* Begin Provided entries *

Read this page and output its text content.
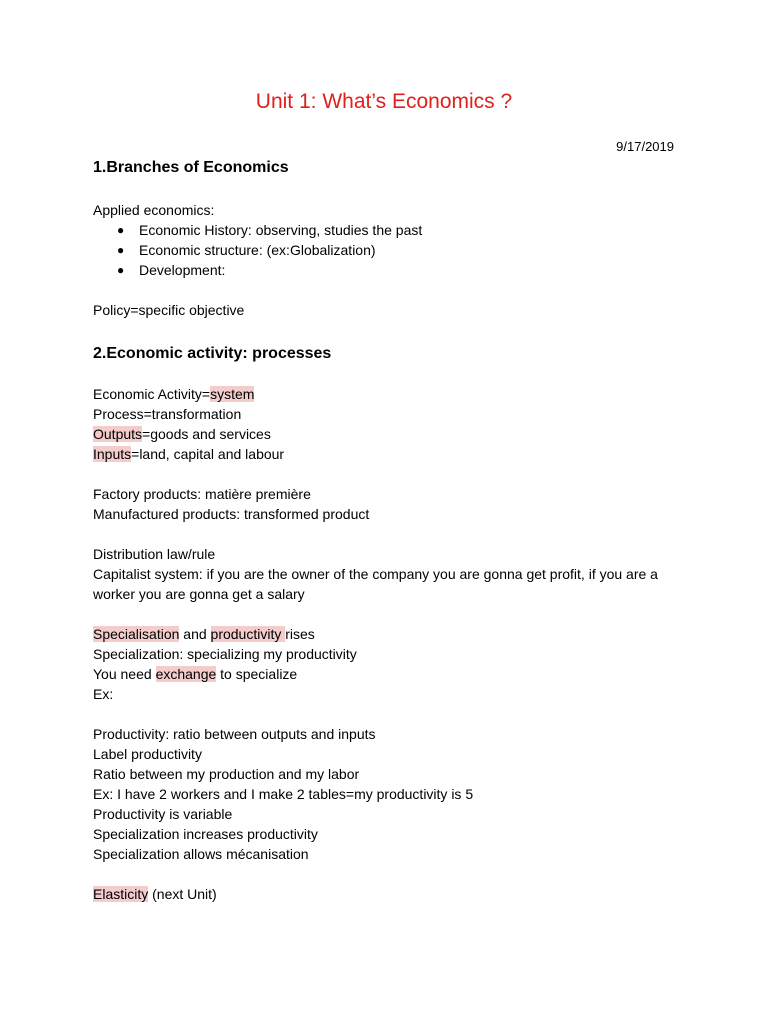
Unit 1: What’s Economics ?
9/17/2019

1.Branches of Economics

Applied economics:

● Economic History: observing, studies the past
● Economic structure: (ex:Globalization)
● Development:

Policy=specific objective

2.Economic activity: processes

Economic Activity=system

Process=transformation

Outputs=goods and services

Inputs=land, capital and labour

Factory products: matière première

Manufactured products: transformed product

Distribution law/rule

Capitalist system: if you are the owner of the company you are gonna get profit, if you are a worker you are gonna get a salary

Specialisation and productivity rises

Specialization: specializing my productivity

You need exchange to specialize

Ex:

Productivity: ratio between outputs and inputs

Label productivity

Ratio between my production and my labor

Ex: I have 2 workers and I make 2 tables=my productivity is 5

Productivity is variable

Specialization increases productivity

Specialization allows mécanisation

Elasticity (next Unit)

* End Provided entries *

» **What is expected**
Reply with only the number of lines in the entries that contain the word "system".

» **Exercise answer**
2